WHAT IS BEING ASKED
Copy the records below word for word, omitting the pictures.

PROVIDED MATERIAL
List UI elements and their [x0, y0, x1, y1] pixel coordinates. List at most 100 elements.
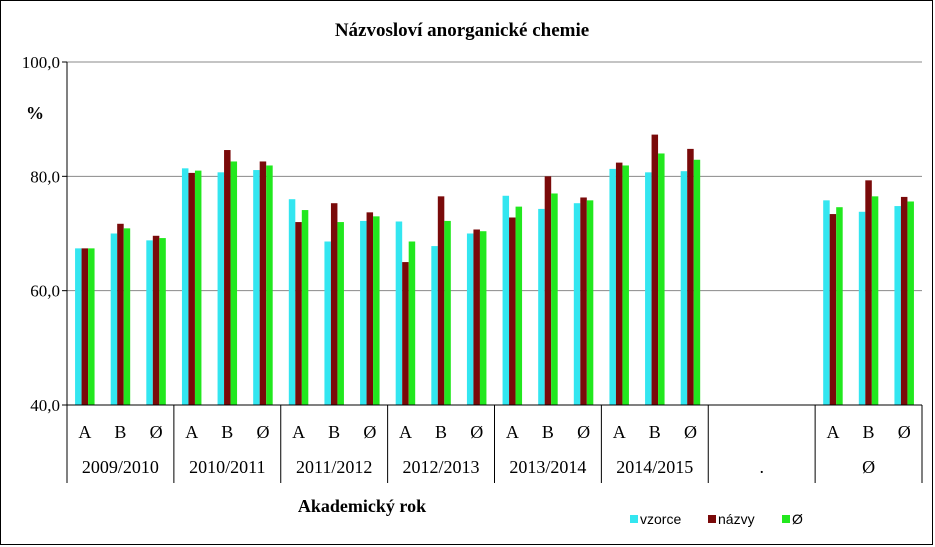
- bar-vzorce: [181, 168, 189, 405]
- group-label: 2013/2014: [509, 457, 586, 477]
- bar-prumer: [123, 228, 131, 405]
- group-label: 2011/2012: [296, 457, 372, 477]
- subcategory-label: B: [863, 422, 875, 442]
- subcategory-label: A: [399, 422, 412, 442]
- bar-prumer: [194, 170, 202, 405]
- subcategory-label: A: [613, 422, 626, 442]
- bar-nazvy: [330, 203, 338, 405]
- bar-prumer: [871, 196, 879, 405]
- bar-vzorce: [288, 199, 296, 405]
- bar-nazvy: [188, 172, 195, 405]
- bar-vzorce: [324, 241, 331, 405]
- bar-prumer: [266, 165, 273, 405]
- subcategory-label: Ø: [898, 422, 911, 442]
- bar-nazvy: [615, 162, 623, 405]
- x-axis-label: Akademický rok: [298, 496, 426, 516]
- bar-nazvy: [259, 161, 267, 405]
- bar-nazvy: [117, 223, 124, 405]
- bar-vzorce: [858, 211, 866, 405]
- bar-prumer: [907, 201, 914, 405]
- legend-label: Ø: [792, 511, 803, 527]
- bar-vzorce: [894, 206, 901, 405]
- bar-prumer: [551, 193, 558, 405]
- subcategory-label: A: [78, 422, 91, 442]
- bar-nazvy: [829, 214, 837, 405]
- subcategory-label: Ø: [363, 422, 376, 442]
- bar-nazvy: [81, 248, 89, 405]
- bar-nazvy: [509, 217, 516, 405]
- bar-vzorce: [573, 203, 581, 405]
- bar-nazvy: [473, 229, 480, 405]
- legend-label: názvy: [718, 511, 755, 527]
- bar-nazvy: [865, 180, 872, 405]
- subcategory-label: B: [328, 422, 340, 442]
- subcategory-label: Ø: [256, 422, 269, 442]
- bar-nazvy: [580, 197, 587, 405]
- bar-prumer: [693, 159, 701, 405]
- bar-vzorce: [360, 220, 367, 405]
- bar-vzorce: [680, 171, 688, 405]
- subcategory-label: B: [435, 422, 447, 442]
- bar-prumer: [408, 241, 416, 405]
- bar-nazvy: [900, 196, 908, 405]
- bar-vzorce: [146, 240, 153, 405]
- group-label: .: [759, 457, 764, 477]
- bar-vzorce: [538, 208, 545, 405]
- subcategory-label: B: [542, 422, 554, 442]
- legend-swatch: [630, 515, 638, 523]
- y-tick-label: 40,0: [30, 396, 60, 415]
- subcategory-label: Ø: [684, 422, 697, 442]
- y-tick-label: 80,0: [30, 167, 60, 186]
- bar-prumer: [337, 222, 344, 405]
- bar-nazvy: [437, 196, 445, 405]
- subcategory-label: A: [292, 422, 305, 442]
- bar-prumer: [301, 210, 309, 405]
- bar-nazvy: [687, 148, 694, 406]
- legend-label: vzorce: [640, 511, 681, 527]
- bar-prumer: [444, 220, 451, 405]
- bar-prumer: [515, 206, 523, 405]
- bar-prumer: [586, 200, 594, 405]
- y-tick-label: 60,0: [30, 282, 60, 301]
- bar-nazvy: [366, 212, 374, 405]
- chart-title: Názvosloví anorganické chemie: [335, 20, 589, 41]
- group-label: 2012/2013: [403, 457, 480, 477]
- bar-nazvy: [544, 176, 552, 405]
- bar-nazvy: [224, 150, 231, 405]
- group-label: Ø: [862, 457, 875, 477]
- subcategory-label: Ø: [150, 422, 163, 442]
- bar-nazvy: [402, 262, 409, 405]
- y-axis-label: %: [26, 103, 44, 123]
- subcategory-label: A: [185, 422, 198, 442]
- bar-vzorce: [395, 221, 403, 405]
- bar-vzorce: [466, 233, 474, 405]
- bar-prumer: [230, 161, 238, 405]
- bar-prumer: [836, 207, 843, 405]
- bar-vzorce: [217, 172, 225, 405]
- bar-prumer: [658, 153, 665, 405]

TASK ANSWER
List UI elements and their [x0, y0, x1, y1] pixel coordinates. List at most 100 elements.
- bar-vzorce: [181, 168, 189, 405]
- group-label: 2013/2014: [509, 457, 586, 477]
- bar-prumer: [123, 228, 131, 405]
- group-label: 2011/2012: [296, 457, 372, 477]
- subcategory-label: B: [863, 422, 875, 442]
- subcategory-label: A: [399, 422, 412, 442]
- bar-prumer: [194, 170, 202, 405]
- subcategory-label: A: [613, 422, 626, 442]
- bar-nazvy: [330, 203, 338, 405]
- bar-prumer: [871, 196, 879, 405]
- bar-vzorce: [288, 199, 296, 405]
- bar-nazvy: [188, 172, 195, 405]
- bar-vzorce: [324, 241, 331, 405]
- bar-prumer: [266, 165, 273, 405]
- subcategory-label: Ø: [898, 422, 911, 442]
- bar-nazvy: [615, 162, 623, 405]
- x-axis-label: Akademický rok: [298, 496, 426, 516]
- bar-nazvy: [259, 161, 267, 405]
- bar-nazvy: [117, 223, 124, 405]
- bar-vzorce: [858, 211, 866, 405]
- bar-prumer: [907, 201, 914, 405]
- legend-label: Ø: [792, 511, 803, 527]
- bar-vzorce: [894, 206, 901, 405]
- bar-prumer: [551, 193, 558, 405]
- subcategory-label: A: [78, 422, 91, 442]
- bar-nazvy: [829, 214, 837, 405]
- subcategory-label: Ø: [363, 422, 376, 442]
- bar-nazvy: [81, 248, 89, 405]
- bar-nazvy: [509, 217, 516, 405]
- bar-vzorce: [573, 203, 581, 405]
- bar-nazvy: [473, 229, 480, 405]
- legend-label: názvy: [718, 511, 755, 527]
- bar-nazvy: [865, 180, 872, 405]
- subcategory-label: B: [328, 422, 340, 442]
- subcategory-label: Ø: [256, 422, 269, 442]
- bar-nazvy: [580, 197, 587, 405]
- bar-prumer: [693, 159, 701, 405]
- bar-vzorce: [360, 220, 367, 405]
- bar-vzorce: [680, 171, 688, 405]
- subcategory-label: B: [435, 422, 447, 442]
- bar-prumer: [408, 241, 416, 405]
- bar-nazvy: [900, 196, 908, 405]
- bar-vzorce: [146, 240, 153, 405]
- group-label: .: [759, 457, 764, 477]
- bar-vzorce: [538, 208, 545, 405]
- subcategory-label: B: [542, 422, 554, 442]
- legend-swatch: [630, 515, 638, 523]
- y-tick-label: 40,0: [30, 396, 60, 415]
- subcategory-label: Ø: [684, 422, 697, 442]
- y-tick-label: 80,0: [30, 167, 60, 186]
- bar-prumer: [337, 222, 344, 405]
- bar-nazvy: [437, 196, 445, 405]
- subcategory-label: A: [292, 422, 305, 442]
- bar-prumer: [301, 210, 309, 405]
- bar-nazvy: [687, 148, 694, 406]
- legend-label: vzorce: [640, 511, 681, 527]
- bar-prumer: [444, 220, 451, 405]
- bar-prumer: [515, 206, 523, 405]
- bar-prumer: [586, 200, 594, 405]
- y-tick-label: 60,0: [30, 282, 60, 301]
- bar-nazvy: [366, 212, 374, 405]
- chart-title: Názvosloví anorganické chemie: [335, 20, 589, 41]
- group-label: 2012/2013: [403, 457, 480, 477]
- bar-nazvy: [544, 176, 552, 405]
- bar-nazvy: [224, 150, 231, 405]
- group-label: Ø: [862, 457, 875, 477]
- subcategory-label: Ø: [150, 422, 163, 442]
- bar-nazvy: [402, 262, 409, 405]
- y-axis-label: %: [26, 103, 44, 123]
- subcategory-label: A: [185, 422, 198, 442]
- bar-vzorce: [395, 221, 403, 405]
- bar-vzorce: [466, 233, 474, 405]
- bar-prumer: [230, 161, 238, 405]
- bar-prumer: [836, 207, 843, 405]
- bar-vzorce: [217, 172, 225, 405]
- bar-prumer: [658, 153, 665, 405]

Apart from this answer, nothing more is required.